* Start RAW DATA *

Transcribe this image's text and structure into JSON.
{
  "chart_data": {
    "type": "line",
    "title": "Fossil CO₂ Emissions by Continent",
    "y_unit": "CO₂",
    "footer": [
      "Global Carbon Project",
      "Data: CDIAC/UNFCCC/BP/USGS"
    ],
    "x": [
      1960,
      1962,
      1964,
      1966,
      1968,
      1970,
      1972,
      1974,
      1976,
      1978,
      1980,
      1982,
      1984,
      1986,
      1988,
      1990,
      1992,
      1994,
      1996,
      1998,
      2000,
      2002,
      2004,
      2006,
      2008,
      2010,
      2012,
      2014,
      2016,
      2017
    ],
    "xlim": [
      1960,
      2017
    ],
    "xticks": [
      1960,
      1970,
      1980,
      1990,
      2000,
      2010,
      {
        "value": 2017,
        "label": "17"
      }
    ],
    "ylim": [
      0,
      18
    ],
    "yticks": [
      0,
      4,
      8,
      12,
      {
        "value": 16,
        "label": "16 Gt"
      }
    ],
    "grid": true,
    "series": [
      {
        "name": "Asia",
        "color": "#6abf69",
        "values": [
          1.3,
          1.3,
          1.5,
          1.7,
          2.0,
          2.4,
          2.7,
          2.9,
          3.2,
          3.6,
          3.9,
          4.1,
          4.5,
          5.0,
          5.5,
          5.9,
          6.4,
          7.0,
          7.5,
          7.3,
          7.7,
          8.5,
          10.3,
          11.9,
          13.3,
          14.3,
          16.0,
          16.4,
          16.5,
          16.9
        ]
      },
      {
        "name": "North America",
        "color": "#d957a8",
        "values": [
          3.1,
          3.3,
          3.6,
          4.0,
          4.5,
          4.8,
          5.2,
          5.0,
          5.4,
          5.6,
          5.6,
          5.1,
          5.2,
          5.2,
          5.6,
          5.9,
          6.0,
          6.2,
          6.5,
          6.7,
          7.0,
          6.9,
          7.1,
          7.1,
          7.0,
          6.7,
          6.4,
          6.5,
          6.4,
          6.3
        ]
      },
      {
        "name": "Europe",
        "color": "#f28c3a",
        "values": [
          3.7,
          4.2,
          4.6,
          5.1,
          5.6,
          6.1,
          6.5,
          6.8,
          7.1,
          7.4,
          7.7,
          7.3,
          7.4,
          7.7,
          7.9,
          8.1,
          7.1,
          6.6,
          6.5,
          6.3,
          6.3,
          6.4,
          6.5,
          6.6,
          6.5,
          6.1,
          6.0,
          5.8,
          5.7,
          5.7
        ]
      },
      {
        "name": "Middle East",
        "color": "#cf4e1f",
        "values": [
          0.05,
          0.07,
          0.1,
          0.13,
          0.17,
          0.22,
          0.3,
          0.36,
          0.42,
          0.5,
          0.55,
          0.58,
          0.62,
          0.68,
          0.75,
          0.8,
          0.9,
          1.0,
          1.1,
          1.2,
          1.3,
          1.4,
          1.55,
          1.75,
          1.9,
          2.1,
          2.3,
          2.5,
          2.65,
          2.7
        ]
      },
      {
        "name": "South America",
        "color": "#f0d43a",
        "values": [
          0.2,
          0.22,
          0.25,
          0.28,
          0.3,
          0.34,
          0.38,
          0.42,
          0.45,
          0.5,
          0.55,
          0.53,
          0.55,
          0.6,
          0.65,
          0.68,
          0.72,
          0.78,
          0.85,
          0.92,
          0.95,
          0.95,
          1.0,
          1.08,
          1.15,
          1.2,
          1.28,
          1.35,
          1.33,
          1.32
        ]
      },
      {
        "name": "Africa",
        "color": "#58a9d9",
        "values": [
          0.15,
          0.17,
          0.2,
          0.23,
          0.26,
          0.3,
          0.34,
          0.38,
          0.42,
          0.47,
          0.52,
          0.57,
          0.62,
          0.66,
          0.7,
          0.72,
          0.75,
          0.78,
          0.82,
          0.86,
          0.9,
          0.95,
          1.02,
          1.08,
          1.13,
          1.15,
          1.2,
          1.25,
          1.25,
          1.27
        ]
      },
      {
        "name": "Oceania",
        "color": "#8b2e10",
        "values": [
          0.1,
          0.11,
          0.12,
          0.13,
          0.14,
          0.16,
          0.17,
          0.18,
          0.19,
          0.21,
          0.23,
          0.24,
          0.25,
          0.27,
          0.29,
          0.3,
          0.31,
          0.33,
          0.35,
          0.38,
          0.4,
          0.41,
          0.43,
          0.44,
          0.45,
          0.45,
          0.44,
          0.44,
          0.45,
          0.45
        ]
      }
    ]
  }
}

* End RAW DATA *

WHAT IS NEEDED – Check each line in the records for the word "name" and say how many have it, with nothing else.

OUTPUT OF THE TASK – 7